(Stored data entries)
^^^^^^^^^^^^^^^^

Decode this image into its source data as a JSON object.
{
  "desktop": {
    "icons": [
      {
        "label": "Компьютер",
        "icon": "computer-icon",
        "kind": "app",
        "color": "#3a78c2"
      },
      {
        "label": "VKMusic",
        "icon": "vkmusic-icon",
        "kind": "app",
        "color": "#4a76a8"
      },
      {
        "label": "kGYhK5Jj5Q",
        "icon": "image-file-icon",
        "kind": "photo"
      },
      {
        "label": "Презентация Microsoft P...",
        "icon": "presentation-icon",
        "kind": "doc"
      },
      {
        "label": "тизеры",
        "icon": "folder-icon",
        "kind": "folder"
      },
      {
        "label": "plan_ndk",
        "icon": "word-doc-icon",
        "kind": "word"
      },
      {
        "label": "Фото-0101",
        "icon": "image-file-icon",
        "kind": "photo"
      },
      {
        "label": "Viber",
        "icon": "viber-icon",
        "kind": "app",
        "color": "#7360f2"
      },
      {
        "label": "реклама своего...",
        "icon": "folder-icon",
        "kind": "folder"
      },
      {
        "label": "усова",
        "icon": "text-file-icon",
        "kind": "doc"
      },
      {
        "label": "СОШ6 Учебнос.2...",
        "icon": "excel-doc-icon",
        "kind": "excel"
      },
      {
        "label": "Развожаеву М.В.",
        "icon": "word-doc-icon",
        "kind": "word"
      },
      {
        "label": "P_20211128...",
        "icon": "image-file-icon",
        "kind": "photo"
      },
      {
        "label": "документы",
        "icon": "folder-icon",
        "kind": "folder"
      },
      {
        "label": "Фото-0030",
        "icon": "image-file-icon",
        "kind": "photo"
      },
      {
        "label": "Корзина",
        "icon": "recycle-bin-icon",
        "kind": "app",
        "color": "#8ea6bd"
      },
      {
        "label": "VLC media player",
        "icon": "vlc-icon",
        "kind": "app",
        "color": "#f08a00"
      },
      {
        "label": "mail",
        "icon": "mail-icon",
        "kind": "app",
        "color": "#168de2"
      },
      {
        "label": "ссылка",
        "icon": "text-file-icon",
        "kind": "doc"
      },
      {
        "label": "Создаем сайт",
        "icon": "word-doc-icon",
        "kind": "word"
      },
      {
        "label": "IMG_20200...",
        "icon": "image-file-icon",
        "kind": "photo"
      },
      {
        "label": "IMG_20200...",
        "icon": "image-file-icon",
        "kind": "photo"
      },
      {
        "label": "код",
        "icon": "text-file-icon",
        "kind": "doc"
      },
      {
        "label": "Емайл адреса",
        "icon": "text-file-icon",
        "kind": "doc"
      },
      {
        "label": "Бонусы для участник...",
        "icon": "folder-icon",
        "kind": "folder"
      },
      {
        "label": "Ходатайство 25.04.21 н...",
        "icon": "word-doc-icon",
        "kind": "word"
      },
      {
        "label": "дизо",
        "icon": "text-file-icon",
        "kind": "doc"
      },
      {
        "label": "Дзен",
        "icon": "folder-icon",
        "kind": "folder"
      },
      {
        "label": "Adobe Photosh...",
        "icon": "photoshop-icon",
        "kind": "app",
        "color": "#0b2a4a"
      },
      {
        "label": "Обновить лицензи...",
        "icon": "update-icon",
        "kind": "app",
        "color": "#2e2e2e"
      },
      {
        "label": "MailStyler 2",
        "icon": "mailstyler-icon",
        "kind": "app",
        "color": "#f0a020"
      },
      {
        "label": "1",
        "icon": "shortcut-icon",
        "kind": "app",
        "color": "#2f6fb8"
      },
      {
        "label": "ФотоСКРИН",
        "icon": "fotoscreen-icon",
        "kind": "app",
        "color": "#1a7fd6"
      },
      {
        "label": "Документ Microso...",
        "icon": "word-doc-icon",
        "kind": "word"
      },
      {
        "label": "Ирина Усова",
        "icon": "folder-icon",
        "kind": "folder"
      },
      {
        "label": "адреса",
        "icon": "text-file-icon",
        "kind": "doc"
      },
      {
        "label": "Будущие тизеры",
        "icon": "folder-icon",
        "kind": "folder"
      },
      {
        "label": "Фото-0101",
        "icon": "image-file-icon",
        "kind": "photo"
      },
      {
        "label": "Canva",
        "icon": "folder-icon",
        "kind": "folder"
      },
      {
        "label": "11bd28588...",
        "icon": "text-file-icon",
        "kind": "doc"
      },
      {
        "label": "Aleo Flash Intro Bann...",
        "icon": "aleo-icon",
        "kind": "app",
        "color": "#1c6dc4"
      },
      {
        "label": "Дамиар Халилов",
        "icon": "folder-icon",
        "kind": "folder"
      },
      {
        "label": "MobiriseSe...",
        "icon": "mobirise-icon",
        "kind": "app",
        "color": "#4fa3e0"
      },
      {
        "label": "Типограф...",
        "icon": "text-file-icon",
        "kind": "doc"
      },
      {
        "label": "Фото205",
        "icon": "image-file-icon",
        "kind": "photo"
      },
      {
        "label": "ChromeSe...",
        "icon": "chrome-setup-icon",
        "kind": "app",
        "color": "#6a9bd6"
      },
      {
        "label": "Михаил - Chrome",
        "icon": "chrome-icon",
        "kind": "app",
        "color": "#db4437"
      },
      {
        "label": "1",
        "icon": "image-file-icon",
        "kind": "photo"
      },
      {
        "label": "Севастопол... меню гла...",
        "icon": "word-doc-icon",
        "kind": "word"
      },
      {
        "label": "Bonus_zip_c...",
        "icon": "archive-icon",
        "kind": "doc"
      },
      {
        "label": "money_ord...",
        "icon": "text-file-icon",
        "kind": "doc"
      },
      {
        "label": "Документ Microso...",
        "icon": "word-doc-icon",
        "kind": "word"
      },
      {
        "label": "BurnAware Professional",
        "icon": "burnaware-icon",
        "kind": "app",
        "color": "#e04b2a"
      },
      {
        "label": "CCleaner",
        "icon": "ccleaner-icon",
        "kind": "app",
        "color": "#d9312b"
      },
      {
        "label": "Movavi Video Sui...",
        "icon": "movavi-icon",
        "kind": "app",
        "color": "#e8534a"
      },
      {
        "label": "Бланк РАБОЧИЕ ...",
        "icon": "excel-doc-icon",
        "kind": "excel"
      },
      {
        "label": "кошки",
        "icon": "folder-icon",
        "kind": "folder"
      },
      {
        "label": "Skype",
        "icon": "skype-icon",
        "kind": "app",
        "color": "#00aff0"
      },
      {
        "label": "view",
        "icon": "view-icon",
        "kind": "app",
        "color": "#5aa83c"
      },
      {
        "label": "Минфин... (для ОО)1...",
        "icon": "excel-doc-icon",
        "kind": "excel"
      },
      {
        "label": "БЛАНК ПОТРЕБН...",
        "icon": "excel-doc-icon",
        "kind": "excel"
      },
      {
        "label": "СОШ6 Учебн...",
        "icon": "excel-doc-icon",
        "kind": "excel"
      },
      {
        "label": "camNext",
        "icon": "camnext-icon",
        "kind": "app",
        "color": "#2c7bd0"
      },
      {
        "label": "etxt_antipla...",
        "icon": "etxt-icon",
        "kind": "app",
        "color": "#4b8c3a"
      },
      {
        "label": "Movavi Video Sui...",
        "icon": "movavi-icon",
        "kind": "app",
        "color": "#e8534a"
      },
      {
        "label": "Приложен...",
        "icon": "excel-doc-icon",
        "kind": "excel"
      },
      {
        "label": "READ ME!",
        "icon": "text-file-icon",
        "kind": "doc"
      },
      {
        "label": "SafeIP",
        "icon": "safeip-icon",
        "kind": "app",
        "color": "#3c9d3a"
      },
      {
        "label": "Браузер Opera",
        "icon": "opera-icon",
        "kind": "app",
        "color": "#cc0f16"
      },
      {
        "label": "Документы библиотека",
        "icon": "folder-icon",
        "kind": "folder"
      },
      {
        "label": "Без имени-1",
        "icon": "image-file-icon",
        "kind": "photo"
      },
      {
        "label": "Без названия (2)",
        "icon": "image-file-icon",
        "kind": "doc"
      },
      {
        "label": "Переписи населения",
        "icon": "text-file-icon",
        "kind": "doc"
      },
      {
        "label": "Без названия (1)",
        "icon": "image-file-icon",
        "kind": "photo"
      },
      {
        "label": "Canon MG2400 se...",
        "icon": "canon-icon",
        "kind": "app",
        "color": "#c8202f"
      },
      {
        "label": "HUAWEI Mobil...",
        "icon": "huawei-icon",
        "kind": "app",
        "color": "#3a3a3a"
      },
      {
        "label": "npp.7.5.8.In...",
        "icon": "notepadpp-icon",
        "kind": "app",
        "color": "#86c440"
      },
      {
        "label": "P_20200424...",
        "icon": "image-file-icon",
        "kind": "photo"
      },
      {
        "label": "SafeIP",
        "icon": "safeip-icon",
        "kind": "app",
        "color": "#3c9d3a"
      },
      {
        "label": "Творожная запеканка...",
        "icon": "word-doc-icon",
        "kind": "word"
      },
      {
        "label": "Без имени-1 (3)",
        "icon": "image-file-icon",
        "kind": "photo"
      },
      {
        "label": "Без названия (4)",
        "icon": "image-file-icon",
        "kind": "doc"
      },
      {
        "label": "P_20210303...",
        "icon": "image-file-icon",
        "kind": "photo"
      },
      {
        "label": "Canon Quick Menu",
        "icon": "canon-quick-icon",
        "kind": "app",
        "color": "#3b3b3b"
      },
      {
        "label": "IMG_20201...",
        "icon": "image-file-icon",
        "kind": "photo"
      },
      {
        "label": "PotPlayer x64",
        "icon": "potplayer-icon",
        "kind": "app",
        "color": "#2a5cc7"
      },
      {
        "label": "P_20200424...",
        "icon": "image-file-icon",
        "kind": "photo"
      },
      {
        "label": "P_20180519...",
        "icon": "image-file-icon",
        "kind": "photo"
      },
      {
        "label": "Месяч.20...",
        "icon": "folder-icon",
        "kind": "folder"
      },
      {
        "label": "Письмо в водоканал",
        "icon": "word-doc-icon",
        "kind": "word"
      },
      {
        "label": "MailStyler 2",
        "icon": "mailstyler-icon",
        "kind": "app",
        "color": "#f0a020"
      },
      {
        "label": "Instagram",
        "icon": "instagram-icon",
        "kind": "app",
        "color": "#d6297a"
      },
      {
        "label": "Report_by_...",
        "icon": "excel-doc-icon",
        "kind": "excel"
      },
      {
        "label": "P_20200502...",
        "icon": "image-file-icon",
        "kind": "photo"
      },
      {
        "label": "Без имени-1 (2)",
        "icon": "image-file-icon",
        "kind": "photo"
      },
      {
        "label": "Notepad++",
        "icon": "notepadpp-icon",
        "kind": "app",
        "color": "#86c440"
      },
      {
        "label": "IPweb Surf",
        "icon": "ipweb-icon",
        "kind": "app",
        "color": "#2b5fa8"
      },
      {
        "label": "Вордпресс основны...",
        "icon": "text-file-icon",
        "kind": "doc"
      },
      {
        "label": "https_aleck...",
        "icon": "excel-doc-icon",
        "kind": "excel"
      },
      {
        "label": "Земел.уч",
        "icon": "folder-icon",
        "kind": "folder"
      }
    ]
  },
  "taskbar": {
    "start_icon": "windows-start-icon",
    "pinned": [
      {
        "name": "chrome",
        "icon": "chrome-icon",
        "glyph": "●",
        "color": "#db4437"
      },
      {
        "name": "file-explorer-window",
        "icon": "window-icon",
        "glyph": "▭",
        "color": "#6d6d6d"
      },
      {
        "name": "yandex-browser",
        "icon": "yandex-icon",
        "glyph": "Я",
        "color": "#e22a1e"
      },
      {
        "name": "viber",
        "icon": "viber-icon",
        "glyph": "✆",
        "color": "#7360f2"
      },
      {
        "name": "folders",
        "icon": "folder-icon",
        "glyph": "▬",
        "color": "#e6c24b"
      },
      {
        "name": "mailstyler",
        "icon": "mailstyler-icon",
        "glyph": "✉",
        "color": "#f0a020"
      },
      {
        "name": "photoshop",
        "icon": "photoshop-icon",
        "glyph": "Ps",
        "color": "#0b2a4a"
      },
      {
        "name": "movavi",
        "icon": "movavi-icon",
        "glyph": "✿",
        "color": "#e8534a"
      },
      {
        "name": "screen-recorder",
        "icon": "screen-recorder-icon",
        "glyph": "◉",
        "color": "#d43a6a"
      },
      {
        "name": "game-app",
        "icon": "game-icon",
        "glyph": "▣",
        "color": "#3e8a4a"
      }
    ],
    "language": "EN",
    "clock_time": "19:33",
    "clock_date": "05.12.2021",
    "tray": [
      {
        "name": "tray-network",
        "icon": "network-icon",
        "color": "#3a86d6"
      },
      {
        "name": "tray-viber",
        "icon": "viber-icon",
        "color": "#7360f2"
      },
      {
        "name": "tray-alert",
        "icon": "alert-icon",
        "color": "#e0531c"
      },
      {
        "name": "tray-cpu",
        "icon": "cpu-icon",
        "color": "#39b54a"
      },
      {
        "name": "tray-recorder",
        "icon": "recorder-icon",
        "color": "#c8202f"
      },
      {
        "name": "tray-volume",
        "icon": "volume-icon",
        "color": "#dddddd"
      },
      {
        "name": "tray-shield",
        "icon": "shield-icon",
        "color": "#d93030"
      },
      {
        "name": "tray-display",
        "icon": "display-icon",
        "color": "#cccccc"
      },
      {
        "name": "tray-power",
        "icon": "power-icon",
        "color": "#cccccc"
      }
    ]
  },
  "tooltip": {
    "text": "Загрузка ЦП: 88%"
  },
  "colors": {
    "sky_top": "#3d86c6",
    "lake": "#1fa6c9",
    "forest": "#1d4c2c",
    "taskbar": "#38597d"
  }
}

^^^^^^^^^^^^^^^^

▸ THE REQUEST
From the data above, copy each line where the string "tray" appears.

▸ RESPONSE TO THE EXERCISE
    "tray": [
        "name": "tray-network",
        "name": "tray-viber",
        "name": "tray-alert",
        "name": "tray-cpu",
        "name": "tray-recorder",
        "name": "tray-volume",
        "name": "tray-shield",
        "name": "tray-display",
        "name": "tray-power",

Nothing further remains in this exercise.